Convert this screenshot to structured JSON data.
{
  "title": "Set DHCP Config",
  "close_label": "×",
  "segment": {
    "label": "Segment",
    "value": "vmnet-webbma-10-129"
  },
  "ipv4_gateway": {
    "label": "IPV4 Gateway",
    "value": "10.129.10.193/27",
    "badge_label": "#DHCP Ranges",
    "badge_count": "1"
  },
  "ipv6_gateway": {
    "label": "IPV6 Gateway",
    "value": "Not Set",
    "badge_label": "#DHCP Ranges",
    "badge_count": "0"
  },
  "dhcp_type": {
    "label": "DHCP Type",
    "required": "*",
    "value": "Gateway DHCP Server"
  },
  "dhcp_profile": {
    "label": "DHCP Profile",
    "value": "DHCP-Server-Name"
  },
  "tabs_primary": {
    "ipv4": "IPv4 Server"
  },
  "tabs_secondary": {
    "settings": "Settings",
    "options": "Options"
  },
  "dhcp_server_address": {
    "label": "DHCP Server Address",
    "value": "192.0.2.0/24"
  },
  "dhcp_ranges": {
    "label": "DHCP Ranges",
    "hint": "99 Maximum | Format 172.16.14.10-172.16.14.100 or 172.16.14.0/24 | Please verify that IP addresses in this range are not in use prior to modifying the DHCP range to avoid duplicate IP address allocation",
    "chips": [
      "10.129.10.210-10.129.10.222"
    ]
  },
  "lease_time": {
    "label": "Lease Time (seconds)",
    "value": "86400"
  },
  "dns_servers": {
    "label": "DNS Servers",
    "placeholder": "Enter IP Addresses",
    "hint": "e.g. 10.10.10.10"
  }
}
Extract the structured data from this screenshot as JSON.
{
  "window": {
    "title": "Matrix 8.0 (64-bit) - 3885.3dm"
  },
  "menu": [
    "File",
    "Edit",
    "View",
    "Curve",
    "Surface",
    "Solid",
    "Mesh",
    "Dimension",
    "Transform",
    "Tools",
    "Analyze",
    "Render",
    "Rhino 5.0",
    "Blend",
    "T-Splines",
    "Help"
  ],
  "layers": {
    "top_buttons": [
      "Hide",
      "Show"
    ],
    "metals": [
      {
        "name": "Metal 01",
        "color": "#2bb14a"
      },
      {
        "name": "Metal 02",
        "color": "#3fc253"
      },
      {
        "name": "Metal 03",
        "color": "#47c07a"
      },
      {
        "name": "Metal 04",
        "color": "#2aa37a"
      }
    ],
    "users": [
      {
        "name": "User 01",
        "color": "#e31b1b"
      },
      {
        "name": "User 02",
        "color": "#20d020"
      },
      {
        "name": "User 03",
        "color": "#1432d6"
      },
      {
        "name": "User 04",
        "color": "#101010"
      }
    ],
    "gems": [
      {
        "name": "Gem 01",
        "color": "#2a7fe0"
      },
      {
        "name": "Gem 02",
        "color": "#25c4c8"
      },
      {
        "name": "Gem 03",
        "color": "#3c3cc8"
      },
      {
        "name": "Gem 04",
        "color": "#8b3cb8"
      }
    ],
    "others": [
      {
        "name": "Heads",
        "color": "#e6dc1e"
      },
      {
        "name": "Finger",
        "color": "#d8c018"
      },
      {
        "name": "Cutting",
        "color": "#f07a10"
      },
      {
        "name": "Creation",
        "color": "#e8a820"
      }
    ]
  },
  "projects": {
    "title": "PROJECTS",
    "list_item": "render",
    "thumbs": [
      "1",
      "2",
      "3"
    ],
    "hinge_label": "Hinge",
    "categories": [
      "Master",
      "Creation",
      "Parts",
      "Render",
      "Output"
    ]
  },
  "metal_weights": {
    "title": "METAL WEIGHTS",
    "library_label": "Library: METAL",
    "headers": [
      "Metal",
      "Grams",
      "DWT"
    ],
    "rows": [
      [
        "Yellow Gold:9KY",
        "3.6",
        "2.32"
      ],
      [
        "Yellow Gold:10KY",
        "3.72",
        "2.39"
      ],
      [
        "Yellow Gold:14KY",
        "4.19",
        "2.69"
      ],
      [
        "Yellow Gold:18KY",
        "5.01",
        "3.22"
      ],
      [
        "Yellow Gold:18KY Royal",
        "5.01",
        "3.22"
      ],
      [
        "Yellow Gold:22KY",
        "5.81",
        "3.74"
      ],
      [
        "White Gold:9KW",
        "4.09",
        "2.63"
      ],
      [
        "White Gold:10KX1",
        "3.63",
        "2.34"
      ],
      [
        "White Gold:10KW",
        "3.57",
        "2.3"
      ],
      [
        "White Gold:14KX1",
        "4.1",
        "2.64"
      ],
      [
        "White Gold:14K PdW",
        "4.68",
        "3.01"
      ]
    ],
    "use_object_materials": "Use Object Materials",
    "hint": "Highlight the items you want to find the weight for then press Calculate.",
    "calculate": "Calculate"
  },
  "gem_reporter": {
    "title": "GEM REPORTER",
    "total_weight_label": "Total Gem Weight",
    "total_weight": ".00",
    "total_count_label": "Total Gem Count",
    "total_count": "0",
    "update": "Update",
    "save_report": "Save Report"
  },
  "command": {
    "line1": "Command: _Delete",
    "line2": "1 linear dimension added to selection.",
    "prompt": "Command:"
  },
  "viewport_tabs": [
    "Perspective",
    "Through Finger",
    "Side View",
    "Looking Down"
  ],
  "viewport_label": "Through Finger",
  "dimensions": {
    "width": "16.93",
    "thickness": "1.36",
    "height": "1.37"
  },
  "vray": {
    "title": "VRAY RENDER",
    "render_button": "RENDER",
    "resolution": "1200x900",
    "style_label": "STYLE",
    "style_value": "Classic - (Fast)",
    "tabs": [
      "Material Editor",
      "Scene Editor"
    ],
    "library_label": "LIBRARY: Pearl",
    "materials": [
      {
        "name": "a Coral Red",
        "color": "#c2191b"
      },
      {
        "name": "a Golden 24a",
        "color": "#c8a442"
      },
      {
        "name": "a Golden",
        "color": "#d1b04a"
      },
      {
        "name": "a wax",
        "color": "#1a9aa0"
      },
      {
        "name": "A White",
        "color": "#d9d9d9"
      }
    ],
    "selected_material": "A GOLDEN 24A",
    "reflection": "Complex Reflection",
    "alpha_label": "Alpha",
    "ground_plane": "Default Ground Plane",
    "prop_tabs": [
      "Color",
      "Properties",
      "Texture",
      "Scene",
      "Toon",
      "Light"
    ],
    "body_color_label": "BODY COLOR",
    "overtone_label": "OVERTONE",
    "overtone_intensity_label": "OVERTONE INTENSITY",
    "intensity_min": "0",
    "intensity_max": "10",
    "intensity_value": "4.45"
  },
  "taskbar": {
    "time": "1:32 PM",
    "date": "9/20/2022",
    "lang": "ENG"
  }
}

□ □ □

REQUIRED WORK >> Retype every entry above, word for word.

RESULT FOR THIS TASK >>
Convert this screenshot to structured JSON data.
{
  "title": "Set DHCP Config",
  "close_label": "×",
  "segment": {
    "label": "Segment",
    "value": "vmnet-webbma-10-129"
  },
  "ipv4_gateway": {
    "label": "IPV4 Gateway",
    "value": "10.129.10.193/27",
    "badge_label": "#DHCP Ranges",
    "badge_count": "1"
  },
  "ipv6_gateway": {
    "label": "IPV6 Gateway",
    "value": "Not Set",
    "badge_label": "#DHCP Ranges",
    "badge_count": "0"
  },
  "dhcp_type": {
    "label": "DHCP Type",
    "required": "*",
    "value": "Gateway DHCP Server"
  },
  "dhcp_profile": {
    "label": "DHCP Profile",
    "value": "DHCP-Server-Name"
  },
  "tabs_primary": {
    "ipv4": "IPv4 Server"
  },
  "tabs_secondary": {
    "settings": "Settings",
    "options": "Options"
  },
  "dhcp_server_address": {
    "label": "DHCP Server Address",
    "value": "192.0.2.0/24"
  },
  "dhcp_ranges": {
    "label": "DHCP Ranges",
    "hint": "99 Maximum | Format 172.16.14.10-172.16.14.100 or 172.16.14.0/24 | Please verify that IP addresses in this range are not in use prior to modifying the DHCP range to avoid duplicate IP address allocation",
    "chips": [
      "10.129.10.210-10.129.10.222"
    ]
  },
  "lease_time": {
    "label": "Lease Time (seconds)",
    "value": "86400"
  },
  "dns_servers": {
    "label": "DNS Servers",
    "placeholder": "Enter IP Addresses",
    "hint": "e.g. 10.10.10.10"
  }
}
Extract the structured data from this screenshot as JSON.
{
  "window": {
    "title": "Matrix 8.0 (64-bit) - 3885.3dm"
  },
  "menu": [
    "File",
    "Edit",
    "View",
    "Curve",
    "Surface",
    "Solid",
    "Mesh",
    "Dimension",
    "Transform",
    "Tools",
    "Analyze",
    "Render",
    "Rhino 5.0",
    "Blend",
    "T-Splines",
    "Help"
  ],
  "layers": {
    "top_buttons": [
      "Hide",
      "Show"
    ],
    "metals": [
      {
        "name": "Metal 01",
        "color": "#2bb14a"
      },
      {
        "name": "Metal 02",
        "color": "#3fc253"
      },
      {
        "name": "Metal 03",
        "color": "#47c07a"
      },
      {
        "name": "Metal 04",
        "color": "#2aa37a"
      }
    ],
    "users": [
      {
        "name": "User 01",
        "color": "#e31b1b"
      },
      {
        "name": "User 02",
        "color": "#20d020"
      },
      {
        "name": "User 03",
        "color": "#1432d6"
      },
      {
        "name": "User 04",
        "color": "#101010"
      }
    ],
    "gems": [
      {
        "name": "Gem 01",
        "color": "#2a7fe0"
      },
      {
        "name": "Gem 02",
        "color": "#25c4c8"
      },
      {
        "name": "Gem 03",
        "color": "#3c3cc8"
      },
      {
        "name": "Gem 04",
        "color": "#8b3cb8"
      }
    ],
    "others": [
      {
        "name": "Heads",
        "color": "#e6dc1e"
      },
      {
        "name": "Finger",
        "color": "#d8c018"
      },
      {
        "name": "Cutting",
        "color": "#f07a10"
      },
      {
        "name": "Creation",
        "color": "#e8a820"
      }
    ]
  },
  "projects": {
    "title": "PROJECTS",
    "list_item": "render",
    "thumbs": [
      "1",
      "2",
      "3"
    ],
    "hinge_label": "Hinge",
    "categories": [
      "Master",
      "Creation",
      "Parts",
      "Render",
      "Output"
    ]
  },
  "metal_weights": {
    "title": "METAL WEIGHTS",
    "library_label": "Library: METAL",
    "headers": [
      "Metal",
      "Grams",
      "DWT"
    ],
    "rows": [
      [
        "Yellow Gold:9KY",
        "3.6",
        "2.32"
      ],
      [
        "Yellow Gold:10KY",
        "3.72",
        "2.39"
      ],
      [
        "Yellow Gold:14KY",
        "4.19",
        "2.69"
      ],
      [
        "Yellow Gold:18KY",
        "5.01",
        "3.22"
      ],
      [
        "Yellow Gold:18KY Royal",
        "5.01",
        "3.22"
      ],
      [
        "Yellow Gold:22KY",
        "5.81",
        "3.74"
      ],
      [
        "White Gold:9KW",
        "4.09",
        "2.63"
      ],
      [
        "White Gold:10KX1",
        "3.63",
        "2.34"
      ],
      [
        "White Gold:10KW",
        "3.57",
        "2.3"
      ],
      [
        "White Gold:14KX1",
        "4.1",
        "2.64"
      ],
      [
        "White Gold:14K PdW",
        "4.68",
        "3.01"
      ]
    ],
    "use_object_materials": "Use Object Materials",
    "hint": "Highlight the items you want to find the weight for then press Calculate.",
    "calculate": "Calculate"
  },
  "gem_reporter": {
    "title": "GEM REPORTER",
    "total_weight_label": "Total Gem Weight",
    "total_weight": ".00",
    "total_count_label": "Total Gem Count",
    "total_count": "0",
    "update": "Update",
    "save_report": "Save Report"
  },
  "command": {
    "line1": "Command: _Delete",
    "line2": "1 linear dimension added to selection.",
    "prompt": "Command:"
  },
  "viewport_tabs": [
    "Perspective",
    "Through Finger",
    "Side View",
    "Looking Down"
  ],
  "viewport_label": "Through Finger",
  "dimensions": {
    "width": "16.93",
    "thickness": "1.36",
    "height": "1.37"
  },
  "vray": {
    "title": "VRAY RENDER",
    "render_button": "RENDER",
    "resolution": "1200x900",
    "style_label": "STYLE",
    "style_value": "Classic - (Fast)",
    "tabs": [
      "Material Editor",
      "Scene Editor"
    ],
    "library_label": "LIBRARY: Pearl",
    "materials": [
      {
        "name": "a Coral Red",
        "color": "#c2191b"
      },
      {
        "name": "a Golden 24a",
        "color": "#c8a442"
      },
      {
        "name": "a Golden",
        "color": "#d1b04a"
      },
      {
        "name": "a wax",
        "color": "#1a9aa0"
      },
      {
        "name": "A White",
        "color": "#d9d9d9"
      }
    ],
    "selected_material": "A GOLDEN 24A",
    "reflection": "Complex Reflection",
    "alpha_label": "Alpha",
    "ground_plane": "Default Ground Plane",
    "prop_tabs": [
      "Color",
      "Properties",
      "Texture",
      "Scene",
      "Toon",
      "Light"
    ],
    "body_color_label": "BODY COLOR",
    "overtone_label": "OVERTONE",
    "overtone_intensity_label": "OVERTONE INTENSITY",
    "intensity_min": "0",
    "intensity_max": "10",
    "intensity_value": "4.45"
  },
  "taskbar": {
    "time": "1:32 PM",
    "date": "9/20/2022",
    "lang": "ENG"
  }
}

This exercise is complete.